**** Input ****

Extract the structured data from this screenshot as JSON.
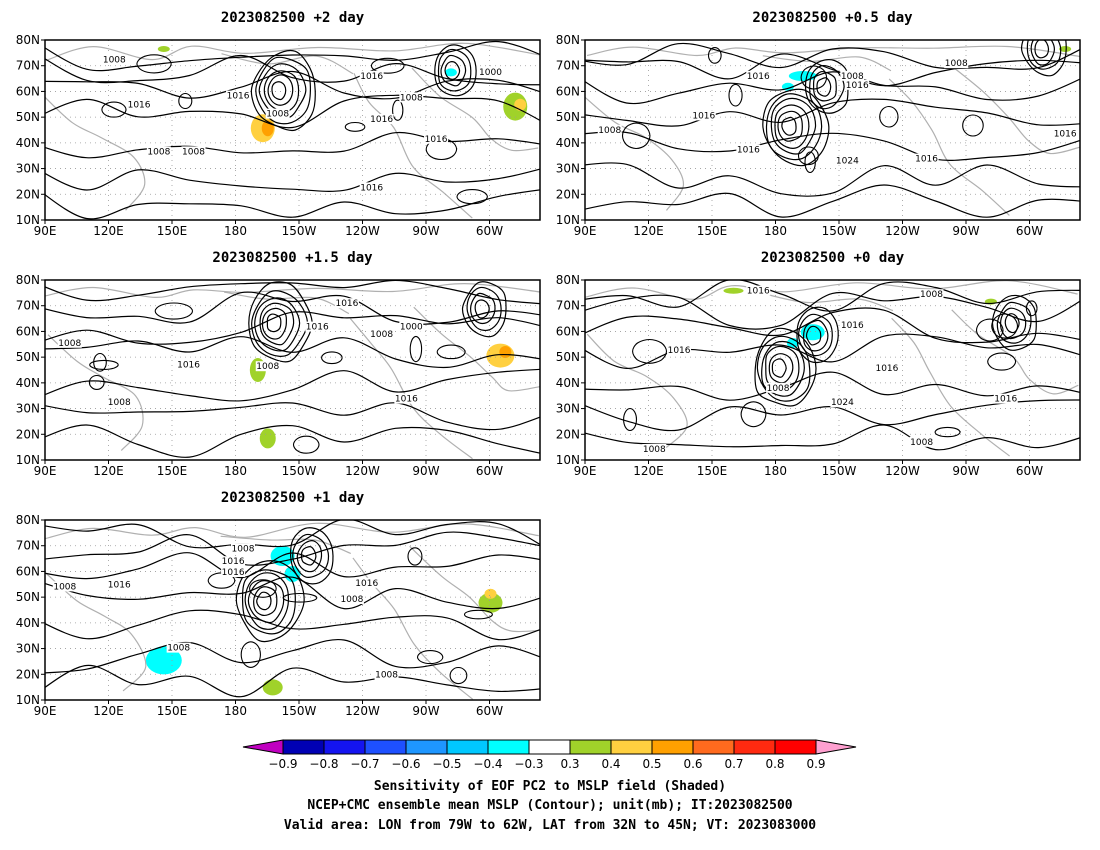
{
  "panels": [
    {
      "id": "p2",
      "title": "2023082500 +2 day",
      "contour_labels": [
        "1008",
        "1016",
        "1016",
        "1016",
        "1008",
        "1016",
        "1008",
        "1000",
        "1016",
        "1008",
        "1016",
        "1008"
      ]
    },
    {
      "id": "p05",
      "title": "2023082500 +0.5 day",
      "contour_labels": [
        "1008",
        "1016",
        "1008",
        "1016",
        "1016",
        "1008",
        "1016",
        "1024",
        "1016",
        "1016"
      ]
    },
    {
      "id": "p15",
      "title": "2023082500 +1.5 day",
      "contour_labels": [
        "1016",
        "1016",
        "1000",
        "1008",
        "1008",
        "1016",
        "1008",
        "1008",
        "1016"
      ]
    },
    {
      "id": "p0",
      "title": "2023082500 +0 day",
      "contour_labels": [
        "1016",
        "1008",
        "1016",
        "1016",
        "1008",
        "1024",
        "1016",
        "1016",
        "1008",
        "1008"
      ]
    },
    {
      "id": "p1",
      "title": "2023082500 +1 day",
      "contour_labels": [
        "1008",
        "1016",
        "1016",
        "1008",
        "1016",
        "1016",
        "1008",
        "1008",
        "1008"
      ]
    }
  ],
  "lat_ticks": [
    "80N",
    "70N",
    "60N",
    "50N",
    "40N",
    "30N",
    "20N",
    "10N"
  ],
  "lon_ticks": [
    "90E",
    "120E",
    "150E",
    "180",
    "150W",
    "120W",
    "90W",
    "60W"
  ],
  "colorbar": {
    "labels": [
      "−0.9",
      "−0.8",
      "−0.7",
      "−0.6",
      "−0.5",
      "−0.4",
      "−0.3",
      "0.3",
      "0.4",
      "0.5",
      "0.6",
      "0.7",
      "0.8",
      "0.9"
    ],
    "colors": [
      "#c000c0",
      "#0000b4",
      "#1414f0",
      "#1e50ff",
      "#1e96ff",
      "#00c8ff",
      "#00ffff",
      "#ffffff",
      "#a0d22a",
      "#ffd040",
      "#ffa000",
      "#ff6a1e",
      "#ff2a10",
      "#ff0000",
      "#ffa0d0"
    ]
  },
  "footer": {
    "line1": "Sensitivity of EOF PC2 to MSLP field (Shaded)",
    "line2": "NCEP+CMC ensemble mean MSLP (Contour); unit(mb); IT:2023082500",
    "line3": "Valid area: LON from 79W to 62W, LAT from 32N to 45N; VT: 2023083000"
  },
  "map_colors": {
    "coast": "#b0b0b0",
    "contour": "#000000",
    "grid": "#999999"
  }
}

****

- **Task objective**
Write the lines above out again exactly, without any of their pictures.

- **Response to this exercise**
Extract the structured data from this screenshot as JSON.
{
  "panels": [
    {
      "id": "p2",
      "title": "2023082500 +2 day",
      "contour_labels": [
        "1008",
        "1016",
        "1016",
        "1016",
        "1008",
        "1016",
        "1008",
        "1000",
        "1016",
        "1008",
        "1016",
        "1008"
      ]
    },
    {
      "id": "p05",
      "title": "2023082500 +0.5 day",
      "contour_labels": [
        "1008",
        "1016",
        "1008",
        "1016",
        "1016",
        "1008",
        "1016",
        "1024",
        "1016",
        "1016"
      ]
    },
    {
      "id": "p15",
      "title": "2023082500 +1.5 day",
      "contour_labels": [
        "1016",
        "1016",
        "1000",
        "1008",
        "1008",
        "1016",
        "1008",
        "1008",
        "1016"
      ]
    },
    {
      "id": "p0",
      "title": "2023082500 +0 day",
      "contour_labels": [
        "1016",
        "1008",
        "1016",
        "1016",
        "1008",
        "1024",
        "1016",
        "1016",
        "1008",
        "1008"
      ]
    },
    {
      "id": "p1",
      "title": "2023082500 +1 day",
      "contour_labels": [
        "1008",
        "1016",
        "1016",
        "1008",
        "1016",
        "1016",
        "1008",
        "1008",
        "1008"
      ]
    }
  ],
  "lat_ticks": [
    "80N",
    "70N",
    "60N",
    "50N",
    "40N",
    "30N",
    "20N",
    "10N"
  ],
  "lon_ticks": [
    "90E",
    "120E",
    "150E",
    "180",
    "150W",
    "120W",
    "90W",
    "60W"
  ],
  "colorbar": {
    "labels": [
      "−0.9",
      "−0.8",
      "−0.7",
      "−0.6",
      "−0.5",
      "−0.4",
      "−0.3",
      "0.3",
      "0.4",
      "0.5",
      "0.6",
      "0.7",
      "0.8",
      "0.9"
    ],
    "colors": [
      "#c000c0",
      "#0000b4",
      "#1414f0",
      "#1e50ff",
      "#1e96ff",
      "#00c8ff",
      "#00ffff",
      "#ffffff",
      "#a0d22a",
      "#ffd040",
      "#ffa000",
      "#ff6a1e",
      "#ff2a10",
      "#ff0000",
      "#ffa0d0"
    ]
  },
  "footer": {
    "line1": "Sensitivity of EOF PC2 to MSLP field (Shaded)",
    "line2": "NCEP+CMC ensemble mean MSLP (Contour); unit(mb); IT:2023082500",
    "line3": "Valid area: LON from 79W to 62W, LAT from 32N to 45N; VT: 2023083000"
  },
  "map_colors": {
    "coast": "#b0b0b0",
    "contour": "#000000",
    "grid": "#999999"
  }
}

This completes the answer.